[start Records for the task]
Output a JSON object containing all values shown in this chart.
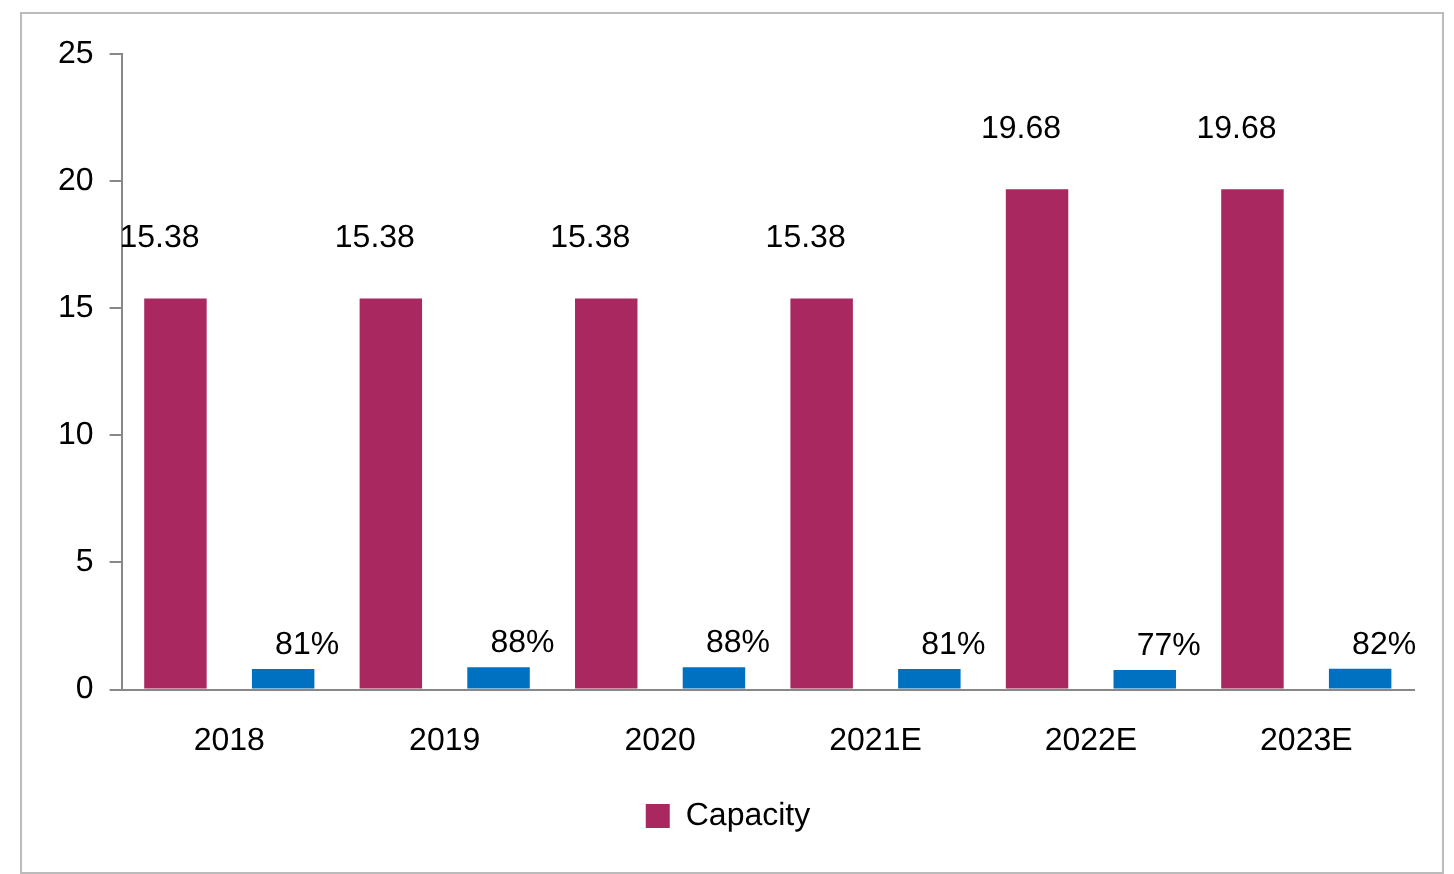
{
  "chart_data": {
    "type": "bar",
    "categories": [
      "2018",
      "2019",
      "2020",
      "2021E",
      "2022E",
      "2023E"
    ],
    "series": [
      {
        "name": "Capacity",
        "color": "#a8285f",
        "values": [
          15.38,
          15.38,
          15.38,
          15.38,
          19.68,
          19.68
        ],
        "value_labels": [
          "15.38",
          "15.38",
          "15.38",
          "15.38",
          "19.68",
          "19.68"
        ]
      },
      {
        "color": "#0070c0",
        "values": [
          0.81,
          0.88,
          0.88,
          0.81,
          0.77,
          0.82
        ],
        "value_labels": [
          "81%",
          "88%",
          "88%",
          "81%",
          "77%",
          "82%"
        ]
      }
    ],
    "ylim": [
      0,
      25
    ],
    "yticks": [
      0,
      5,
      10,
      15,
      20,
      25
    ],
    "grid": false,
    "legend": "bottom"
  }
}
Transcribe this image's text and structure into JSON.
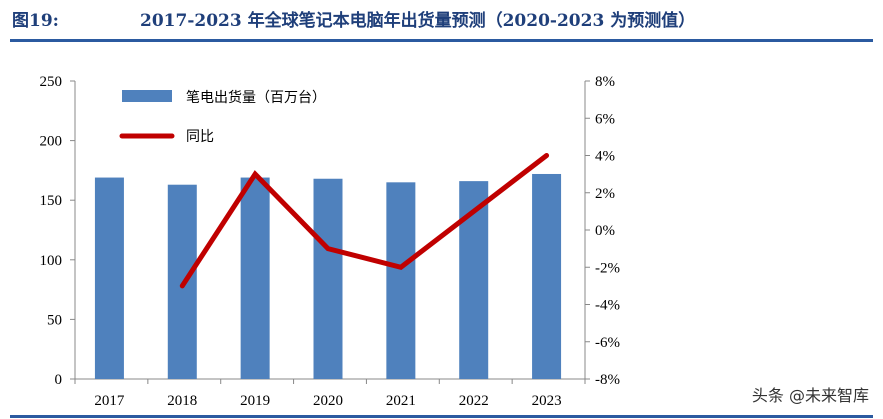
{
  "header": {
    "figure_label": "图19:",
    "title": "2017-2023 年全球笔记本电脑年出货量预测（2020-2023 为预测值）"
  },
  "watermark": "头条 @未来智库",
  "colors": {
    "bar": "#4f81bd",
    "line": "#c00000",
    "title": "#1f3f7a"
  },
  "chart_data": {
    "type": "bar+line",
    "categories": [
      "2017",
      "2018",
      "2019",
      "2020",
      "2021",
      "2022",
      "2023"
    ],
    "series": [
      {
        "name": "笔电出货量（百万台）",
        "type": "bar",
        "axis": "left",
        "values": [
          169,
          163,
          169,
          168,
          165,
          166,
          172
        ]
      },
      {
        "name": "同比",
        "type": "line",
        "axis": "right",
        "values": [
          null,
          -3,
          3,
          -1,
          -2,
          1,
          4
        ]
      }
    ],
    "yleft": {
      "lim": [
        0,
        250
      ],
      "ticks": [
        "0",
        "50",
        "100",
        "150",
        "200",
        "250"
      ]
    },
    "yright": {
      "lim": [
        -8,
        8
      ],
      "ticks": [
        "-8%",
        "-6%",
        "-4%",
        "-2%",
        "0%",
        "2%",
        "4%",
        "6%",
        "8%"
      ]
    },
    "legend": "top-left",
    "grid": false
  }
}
[end Records for the task]
Short task: Transcribe each entry precisely as given, leaving the pictures out.

Solved exercise:
Output a JSON object containing all values shown in this chart.
{
  "chart_data": {
    "type": "bar",
    "categories": [
      "2018",
      "2019",
      "2020",
      "2021E",
      "2022E",
      "2023E"
    ],
    "series": [
      {
        "name": "Capacity",
        "color": "#a8285f",
        "values": [
          15.38,
          15.38,
          15.38,
          15.38,
          19.68,
          19.68
        ],
        "value_labels": [
          "15.38",
          "15.38",
          "15.38",
          "15.38",
          "19.68",
          "19.68"
        ]
      },
      {
        "color": "#0070c0",
        "values": [
          0.81,
          0.88,
          0.88,
          0.81,
          0.77,
          0.82
        ],
        "value_labels": [
          "81%",
          "88%",
          "88%",
          "81%",
          "77%",
          "82%"
        ]
      }
    ],
    "ylim": [
      0,
      25
    ],
    "yticks": [
      0,
      5,
      10,
      15,
      20,
      25
    ],
    "grid": false,
    "legend": "bottom"
  }
}
Transcribe this image's text and structure into JSON.
{
  "header": {
    "figure_label": "图19:",
    "title": "2017-2023 年全球笔记本电脑年出货量预测（2020-2023 为预测值）"
  },
  "watermark": "头条 @未来智库",
  "colors": {
    "bar": "#4f81bd",
    "line": "#c00000",
    "title": "#1f3f7a"
  },
  "chart_data": {
    "type": "bar+line",
    "categories": [
      "2017",
      "2018",
      "2019",
      "2020",
      "2021",
      "2022",
      "2023"
    ],
    "series": [
      {
        "name": "笔电出货量（百万台）",
        "type": "bar",
        "axis": "left",
        "values": [
          169,
          163,
          169,
          168,
          165,
          166,
          172
        ]
      },
      {
        "name": "同比",
        "type": "line",
        "axis": "right",
        "values": [
          null,
          -3,
          3,
          -1,
          -2,
          1,
          4
        ]
      }
    ],
    "yleft": {
      "lim": [
        0,
        250
      ],
      "ticks": [
        "0",
        "50",
        "100",
        "150",
        "200",
        "250"
      ]
    },
    "yright": {
      "lim": [
        -8,
        8
      ],
      "ticks": [
        "-8%",
        "-6%",
        "-4%",
        "-2%",
        "0%",
        "2%",
        "4%",
        "6%",
        "8%"
      ]
    },
    "legend": "top-left",
    "grid": false
  }
}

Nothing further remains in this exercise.